-- start Input material --
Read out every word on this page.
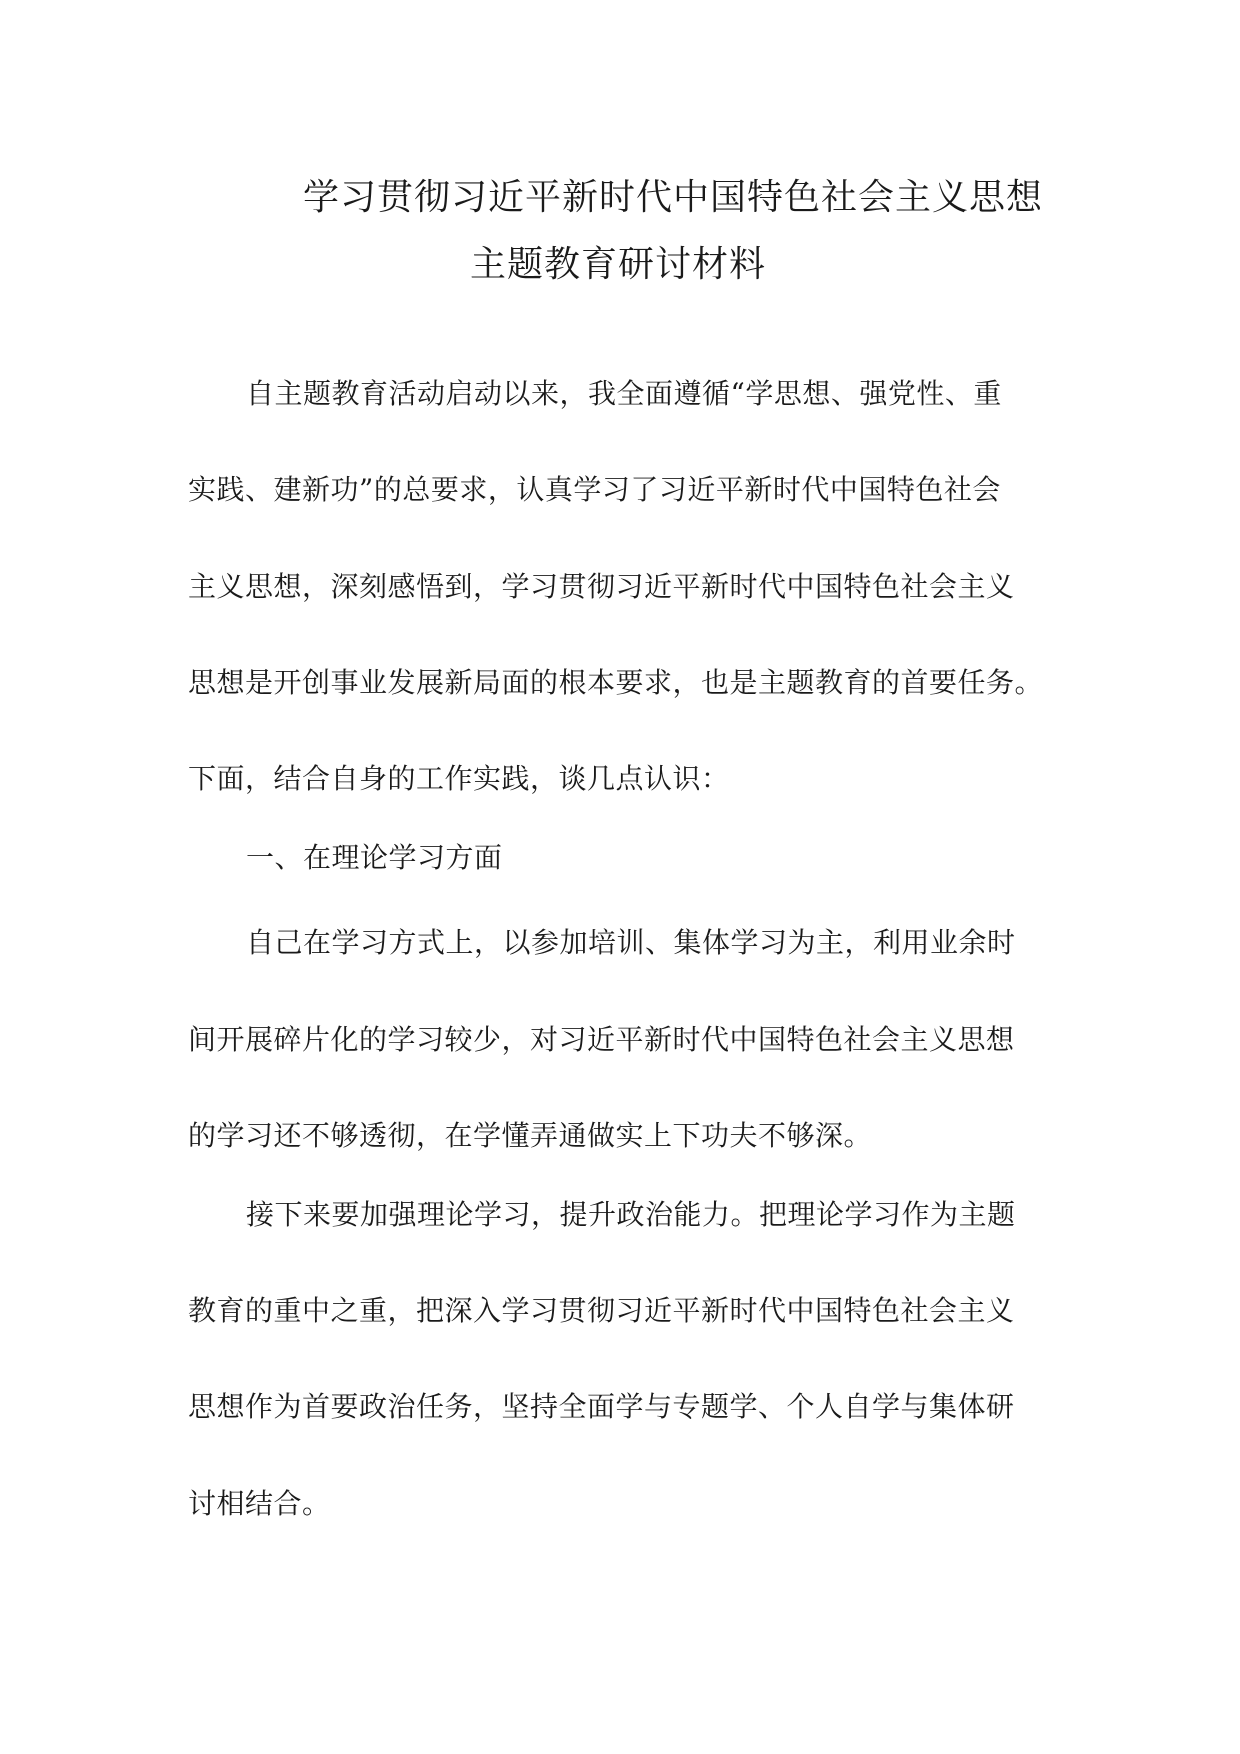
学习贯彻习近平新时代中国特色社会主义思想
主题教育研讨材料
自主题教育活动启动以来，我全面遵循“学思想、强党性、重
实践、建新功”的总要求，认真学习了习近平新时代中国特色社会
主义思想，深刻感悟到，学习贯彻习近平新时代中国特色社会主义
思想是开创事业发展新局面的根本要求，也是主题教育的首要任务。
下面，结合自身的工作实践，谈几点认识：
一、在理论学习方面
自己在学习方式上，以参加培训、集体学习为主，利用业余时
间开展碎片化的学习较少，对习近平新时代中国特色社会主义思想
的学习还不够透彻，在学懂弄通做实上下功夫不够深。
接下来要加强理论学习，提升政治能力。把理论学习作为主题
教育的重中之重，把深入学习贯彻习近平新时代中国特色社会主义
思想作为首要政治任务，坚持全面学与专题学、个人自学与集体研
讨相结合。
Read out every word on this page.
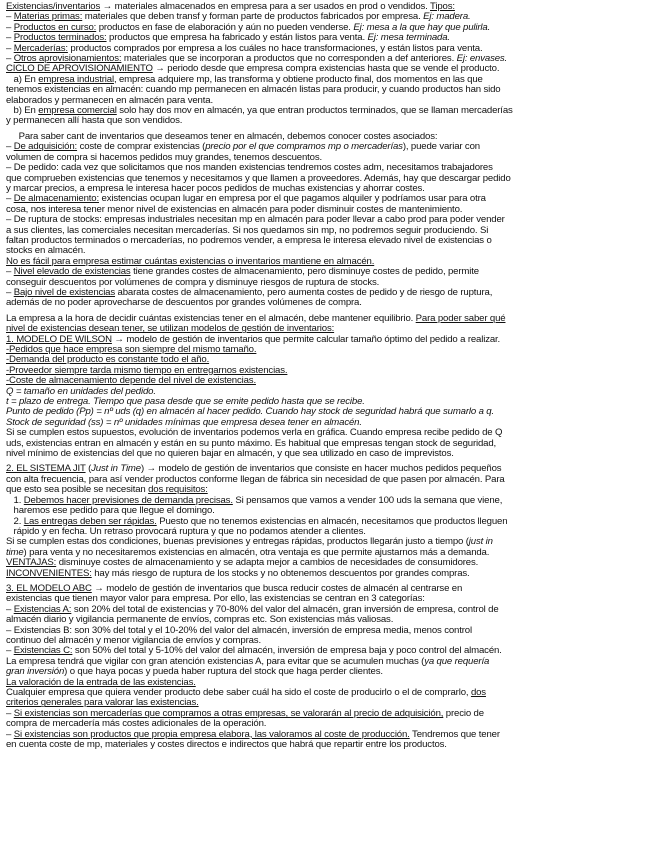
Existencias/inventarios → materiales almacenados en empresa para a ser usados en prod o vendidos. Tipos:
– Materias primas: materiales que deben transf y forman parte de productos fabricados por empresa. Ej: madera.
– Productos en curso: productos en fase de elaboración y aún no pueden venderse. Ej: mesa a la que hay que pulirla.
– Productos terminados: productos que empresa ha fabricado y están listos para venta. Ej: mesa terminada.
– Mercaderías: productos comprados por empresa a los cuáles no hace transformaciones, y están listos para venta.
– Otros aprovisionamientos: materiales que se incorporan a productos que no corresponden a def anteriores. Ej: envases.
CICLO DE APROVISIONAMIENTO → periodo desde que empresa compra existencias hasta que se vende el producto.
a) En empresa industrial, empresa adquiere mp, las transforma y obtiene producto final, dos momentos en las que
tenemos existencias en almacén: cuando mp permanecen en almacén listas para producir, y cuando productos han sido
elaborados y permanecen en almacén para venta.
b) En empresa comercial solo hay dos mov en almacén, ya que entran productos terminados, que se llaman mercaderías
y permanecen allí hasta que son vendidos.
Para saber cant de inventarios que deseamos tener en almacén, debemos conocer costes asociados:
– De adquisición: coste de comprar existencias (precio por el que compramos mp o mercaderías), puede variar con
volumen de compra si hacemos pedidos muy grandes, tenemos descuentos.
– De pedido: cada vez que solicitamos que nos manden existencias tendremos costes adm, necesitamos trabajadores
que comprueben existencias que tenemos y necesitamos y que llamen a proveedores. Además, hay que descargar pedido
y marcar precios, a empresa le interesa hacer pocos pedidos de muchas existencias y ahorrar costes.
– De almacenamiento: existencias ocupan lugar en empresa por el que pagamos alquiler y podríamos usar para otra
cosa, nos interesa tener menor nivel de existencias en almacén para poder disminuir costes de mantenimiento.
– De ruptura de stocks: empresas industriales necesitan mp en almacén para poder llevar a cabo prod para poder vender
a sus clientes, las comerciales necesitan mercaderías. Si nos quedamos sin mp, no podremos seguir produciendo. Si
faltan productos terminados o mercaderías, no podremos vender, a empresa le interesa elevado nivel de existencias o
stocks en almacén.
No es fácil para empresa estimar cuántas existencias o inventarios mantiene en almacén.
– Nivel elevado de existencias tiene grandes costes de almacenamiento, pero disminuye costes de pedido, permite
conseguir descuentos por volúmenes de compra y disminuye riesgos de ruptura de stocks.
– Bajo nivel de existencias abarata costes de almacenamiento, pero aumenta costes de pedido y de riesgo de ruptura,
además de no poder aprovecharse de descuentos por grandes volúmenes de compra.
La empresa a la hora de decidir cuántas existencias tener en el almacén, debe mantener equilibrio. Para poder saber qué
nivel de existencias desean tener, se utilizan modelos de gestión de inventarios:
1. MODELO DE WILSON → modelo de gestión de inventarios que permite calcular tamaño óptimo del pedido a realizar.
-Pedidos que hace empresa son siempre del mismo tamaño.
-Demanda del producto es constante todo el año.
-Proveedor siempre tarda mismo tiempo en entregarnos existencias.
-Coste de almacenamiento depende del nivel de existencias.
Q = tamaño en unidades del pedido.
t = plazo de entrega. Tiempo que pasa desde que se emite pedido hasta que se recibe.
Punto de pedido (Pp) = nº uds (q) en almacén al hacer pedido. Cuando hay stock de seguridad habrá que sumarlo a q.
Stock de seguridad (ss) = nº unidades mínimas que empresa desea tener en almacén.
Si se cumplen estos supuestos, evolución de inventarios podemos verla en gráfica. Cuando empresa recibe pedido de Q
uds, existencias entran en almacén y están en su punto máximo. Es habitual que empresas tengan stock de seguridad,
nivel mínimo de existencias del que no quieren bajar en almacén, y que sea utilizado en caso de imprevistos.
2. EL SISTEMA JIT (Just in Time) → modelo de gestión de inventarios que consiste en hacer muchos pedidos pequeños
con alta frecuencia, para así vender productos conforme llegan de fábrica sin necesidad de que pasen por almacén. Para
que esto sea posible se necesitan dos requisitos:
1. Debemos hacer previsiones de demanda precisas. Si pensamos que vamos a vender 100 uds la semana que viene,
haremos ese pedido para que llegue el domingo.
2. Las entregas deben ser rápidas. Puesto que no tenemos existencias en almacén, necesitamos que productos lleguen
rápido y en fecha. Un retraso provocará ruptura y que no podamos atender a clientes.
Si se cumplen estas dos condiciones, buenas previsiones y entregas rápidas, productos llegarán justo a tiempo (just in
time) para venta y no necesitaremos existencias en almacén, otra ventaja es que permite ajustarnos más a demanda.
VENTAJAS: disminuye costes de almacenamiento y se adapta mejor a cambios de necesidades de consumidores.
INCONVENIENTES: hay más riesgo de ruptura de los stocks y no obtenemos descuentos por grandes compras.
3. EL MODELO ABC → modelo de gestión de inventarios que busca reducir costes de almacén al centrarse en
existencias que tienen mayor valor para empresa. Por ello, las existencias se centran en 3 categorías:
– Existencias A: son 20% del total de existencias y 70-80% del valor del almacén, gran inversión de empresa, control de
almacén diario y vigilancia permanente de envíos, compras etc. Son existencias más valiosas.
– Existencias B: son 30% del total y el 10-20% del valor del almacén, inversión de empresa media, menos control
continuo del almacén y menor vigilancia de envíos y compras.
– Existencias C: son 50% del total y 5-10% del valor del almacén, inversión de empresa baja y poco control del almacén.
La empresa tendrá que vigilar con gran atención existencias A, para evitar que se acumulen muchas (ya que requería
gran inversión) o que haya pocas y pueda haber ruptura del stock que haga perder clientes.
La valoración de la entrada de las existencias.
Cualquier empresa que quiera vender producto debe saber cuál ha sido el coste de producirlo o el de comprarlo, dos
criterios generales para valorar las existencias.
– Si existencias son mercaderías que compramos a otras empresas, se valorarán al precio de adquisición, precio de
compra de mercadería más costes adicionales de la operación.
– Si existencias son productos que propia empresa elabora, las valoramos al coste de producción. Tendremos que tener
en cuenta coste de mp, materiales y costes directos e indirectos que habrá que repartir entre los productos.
-- end Input material --
*Task*
Select every line of the material above holding the word "tamaño" and copy it.

*Answer in full*
1. MODELO DE WILSON → modelo de gestión de inventarios que permite calcular tamaño óptimo del pedido a realizar.
-Pedidos que hace empresa son siempre del mismo tamaño.
Q = tamaño en unidades del pedido.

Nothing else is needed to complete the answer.